(GOAL OF THE EXERCISE)
Only a number is required: how many lines of the material contain the word "children"?

━━━━━━━━━━━━━━━━

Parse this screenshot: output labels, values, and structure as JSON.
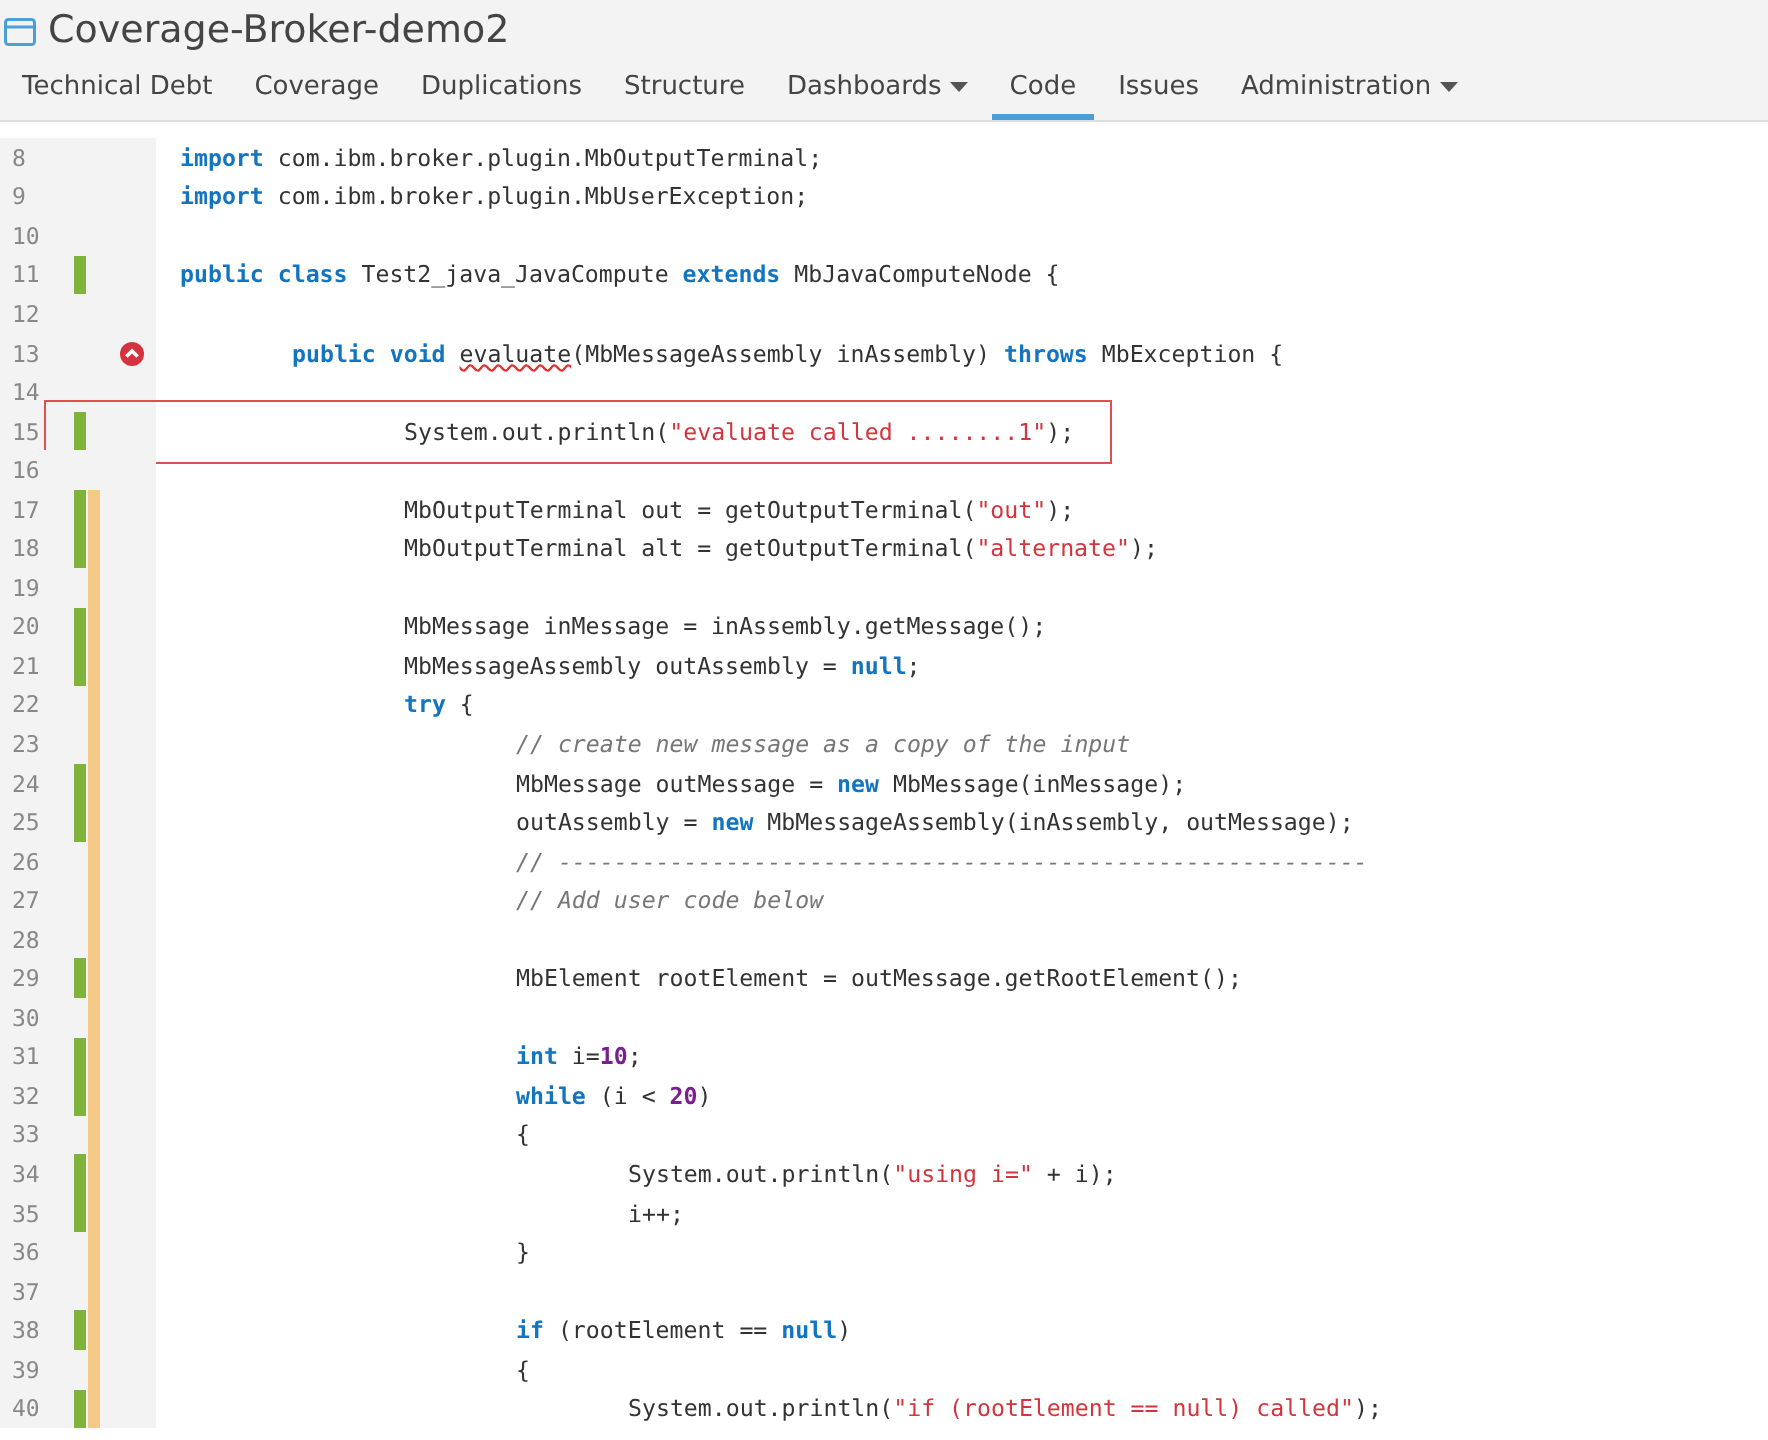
{
  "project": {
    "title": "Coverage-Broker-demo2"
  },
  "tabs": [
    {
      "label": "Technical Debt",
      "selected": false,
      "dropdown": false
    },
    {
      "label": "Coverage",
      "selected": false,
      "dropdown": false
    },
    {
      "label": "Duplications",
      "selected": false,
      "dropdown": false
    },
    {
      "label": "Structure",
      "selected": false,
      "dropdown": false
    },
    {
      "label": "Dashboards",
      "selected": false,
      "dropdown": true
    },
    {
      "label": "Code",
      "selected": true,
      "dropdown": false
    },
    {
      "label": "Issues",
      "selected": false,
      "dropdown": false
    },
    {
      "label": "Administration",
      "selected": false,
      "dropdown": true
    }
  ],
  "lines": [
    {
      "number": "8",
      "covered": false,
      "branch": false,
      "issue": false,
      "highlighted": false,
      "tokens": [
        {
          "t": "import",
          "kind": "kw"
        },
        {
          "t": " com.ibm.broker.plugin.MbOutputTerminal;",
          "kind": "plain"
        }
      ]
    },
    {
      "number": "9",
      "covered": false,
      "branch": false,
      "issue": false,
      "highlighted": false,
      "tokens": [
        {
          "t": "import",
          "kind": "kw"
        },
        {
          "t": " com.ibm.broker.plugin.MbUserException;",
          "kind": "plain"
        }
      ]
    },
    {
      "number": "10",
      "covered": false,
      "branch": false,
      "issue": false,
      "highlighted": false
    },
    {
      "number": "11",
      "covered": true,
      "branch": false,
      "issue": false,
      "highlighted": false,
      "tokens": [
        {
          "t": "public class",
          "kind": "kw"
        },
        {
          "t": " Test2_java_JavaCompute ",
          "kind": "plain"
        },
        {
          "t": "extends",
          "kind": "kw"
        },
        {
          "t": " MbJavaComputeNode {",
          "kind": "plain"
        }
      ],
      "children": [
        {
          "number": "12",
          "covered": false,
          "branch": false,
          "issue": false,
          "highlighted": false
        },
        {
          "number": "13",
          "covered": false,
          "branch": false,
          "issue": true,
          "highlighted": false,
          "tokens": [
            {
              "t": "public void ",
              "kind": "kw"
            },
            {
              "t": "evaluate",
              "kind": "warn"
            },
            {
              "t": "(MbMessageAssembly inAssembly) ",
              "kind": "plain"
            },
            {
              "t": "throws",
              "kind": "kw"
            },
            {
              "t": " MbException {",
              "kind": "plain"
            }
          ],
          "children": [
            {
              "number": "14",
              "covered": false,
              "branch": false,
              "issue": false,
              "highlighted": false
            },
            {
              "number": "15",
              "covered": true,
              "branch": false,
              "issue": false,
              "highlighted": true,
              "tokens": [
                {
                  "t": "System.out.println(",
                  "kind": "plain"
                },
                {
                  "t": "\"evaluate called ........1\"",
                  "kind": "str"
                },
                {
                  "t": ");",
                  "kind": "plain"
                }
              ]
            },
            {
              "number": "16",
              "covered": false,
              "branch": false,
              "issue": false,
              "highlighted": false
            },
            {
              "number": "17",
              "covered": true,
              "branch": true,
              "issue": false,
              "highlighted": false,
              "tokens": [
                {
                  "t": "MbOutputTerminal out = getOutputTerminal(",
                  "kind": "plain"
                },
                {
                  "t": "\"out\"",
                  "kind": "str"
                },
                {
                  "t": ");",
                  "kind": "plain"
                }
              ]
            },
            {
              "number": "18",
              "covered": true,
              "branch": true,
              "issue": false,
              "highlighted": false,
              "tokens": [
                {
                  "t": "MbOutputTerminal alt = getOutputTerminal(",
                  "kind": "plain"
                },
                {
                  "t": "\"alternate\"",
                  "kind": "str"
                },
                {
                  "t": ");",
                  "kind": "plain"
                }
              ]
            },
            {
              "number": "19",
              "covered": false,
              "branch": true,
              "issue": false,
              "highlighted": false
            },
            {
              "number": "20",
              "covered": true,
              "branch": true,
              "issue": false,
              "highlighted": false,
              "tokens": [
                {
                  "t": "MbMessage inMessage = inAssembly.getMessage();",
                  "kind": "plain"
                }
              ]
            },
            {
              "number": "21",
              "covered": true,
              "branch": true,
              "issue": false,
              "highlighted": false,
              "tokens": [
                {
                  "t": "MbMessageAssembly outAssembly = ",
                  "kind": "plain"
                },
                {
                  "t": "null",
                  "kind": "kw"
                },
                {
                  "t": ";",
                  "kind": "plain"
                }
              ]
            },
            {
              "number": "22",
              "covered": false,
              "branch": true,
              "issue": false,
              "highlighted": false,
              "tokens": [
                {
                  "t": "try",
                  "kind": "kw"
                },
                {
                  "t": " {",
                  "kind": "plain"
                }
              ],
              "children": [
                {
                  "number": "23",
                  "covered": false,
                  "branch": true,
                  "issue": false,
                  "highlighted": false,
                  "tokens": [
                    {
                      "t": "// create new message as a copy of the input",
                      "kind": "com"
                    }
                  ]
                },
                {
                  "number": "24",
                  "covered": true,
                  "branch": true,
                  "issue": false,
                  "highlighted": false,
                  "tokens": [
                    {
                      "t": "MbMessage outMessage = ",
                      "kind": "plain"
                    },
                    {
                      "t": "new",
                      "kind": "kw"
                    },
                    {
                      "t": " MbMessage(inMessage);",
                      "kind": "plain"
                    }
                  ]
                },
                {
                  "number": "25",
                  "covered": true,
                  "branch": true,
                  "issue": false,
                  "highlighted": false,
                  "tokens": [
                    {
                      "t": "outAssembly = ",
                      "kind": "plain"
                    },
                    {
                      "t": "new",
                      "kind": "kw"
                    },
                    {
                      "t": " MbMessageAssembly(inAssembly, outMessage);",
                      "kind": "plain"
                    }
                  ]
                },
                {
                  "number": "26",
                  "covered": false,
                  "branch": true,
                  "issue": false,
                  "highlighted": false,
                  "tokens": [
                    {
                      "t": "// ----------------------------------------------------------",
                      "kind": "com"
                    }
                  ]
                },
                {
                  "number": "27",
                  "covered": false,
                  "branch": true,
                  "issue": false,
                  "highlighted": false,
                  "tokens": [
                    {
                      "t": "// Add user code below",
                      "kind": "com"
                    }
                  ]
                },
                {
                  "number": "28",
                  "covered": false,
                  "branch": true,
                  "issue": false,
                  "highlighted": false
                },
                {
                  "number": "29",
                  "covered": true,
                  "branch": true,
                  "issue": false,
                  "highlighted": false,
                  "tokens": [
                    {
                      "t": "MbElement rootElement = outMessage.getRootElement();",
                      "kind": "plain"
                    }
                  ]
                },
                {
                  "number": "30",
                  "covered": false,
                  "branch": true,
                  "issue": false,
                  "highlighted": false
                },
                {
                  "number": "31",
                  "covered": true,
                  "branch": true,
                  "issue": false,
                  "highlighted": false,
                  "tokens": [
                    {
                      "t": "int",
                      "kind": "kw"
                    },
                    {
                      "t": " i=",
                      "kind": "plain"
                    },
                    {
                      "t": "10",
                      "kind": "num"
                    },
                    {
                      "t": ";",
                      "kind": "plain"
                    }
                  ]
                },
                {
                  "number": "32",
                  "covered": true,
                  "branch": true,
                  "issue": false,
                  "highlighted": false,
                  "tokens": [
                    {
                      "t": "while",
                      "kind": "kw"
                    },
                    {
                      "t": " (i < ",
                      "kind": "plain"
                    },
                    {
                      "t": "20",
                      "kind": "num"
                    },
                    {
                      "t": ")",
                      "kind": "plain"
                    }
                  ]
                },
                {
                  "number": "33",
                  "covered": false,
                  "branch": true,
                  "issue": false,
                  "highlighted": false,
                  "tokens": [
                    {
                      "t": "{",
                      "kind": "plain"
                    }
                  ],
                  "children": [
                    {
                      "number": "34",
                      "covered": true,
                      "branch": true,
                      "issue": false,
                      "highlighted": false,
                      "tokens": [
                        {
                          "t": "System.out.println(",
                          "kind": "plain"
                        },
                        {
                          "t": "\"using i=\"",
                          "kind": "str"
                        },
                        {
                          "t": " + i);",
                          "kind": "plain"
                        }
                      ]
                    },
                    {
                      "number": "35",
                      "covered": true,
                      "branch": true,
                      "issue": false,
                      "highlighted": false,
                      "tokens": [
                        {
                          "t": "i++;",
                          "kind": "plain"
                        }
                      ]
                    }
                  ]
                },
                {
                  "number": "36",
                  "covered": false,
                  "branch": true,
                  "issue": false,
                  "highlighted": false,
                  "tokens": [
                    {
                      "t": "}",
                      "kind": "plain"
                    }
                  ]
                },
                {
                  "number": "37",
                  "covered": false,
                  "branch": true,
                  "issue": false,
                  "highlighted": false
                },
                {
                  "number": "38",
                  "covered": true,
                  "branch": true,
                  "issue": false,
                  "highlighted": false,
                  "tokens": [
                    {
                      "t": "if",
                      "kind": "kw"
                    },
                    {
                      "t": " (rootElement == ",
                      "kind": "plain"
                    },
                    {
                      "t": "null",
                      "kind": "kw"
                    },
                    {
                      "t": ")",
                      "kind": "plain"
                    }
                  ]
                },
                {
                  "number": "39",
                  "covered": false,
                  "branch": true,
                  "issue": false,
                  "highlighted": false,
                  "tokens": [
                    {
                      "t": "{",
                      "kind": "plain"
                    }
                  ],
                  "children": [
                    {
                      "number": "40",
                      "covered": true,
                      "branch": true,
                      "issue": false,
                      "highlighted": false,
                      "tokens": [
                        {
                          "t": "System.out.println(",
                          "kind": "plain"
                        },
                        {
                          "t": "\"if (rootElement == null) called\"",
                          "kind": "str"
                        },
                        {
                          "t": ");",
                          "kind": "plain"
                        }
                      ]
                    }
                  ]
                }
              ]
            }
          ]
        }
      ]
    }
  ]
}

━━━━━━━━━━━━━━━━

(EXERCISE SOLUTION)
5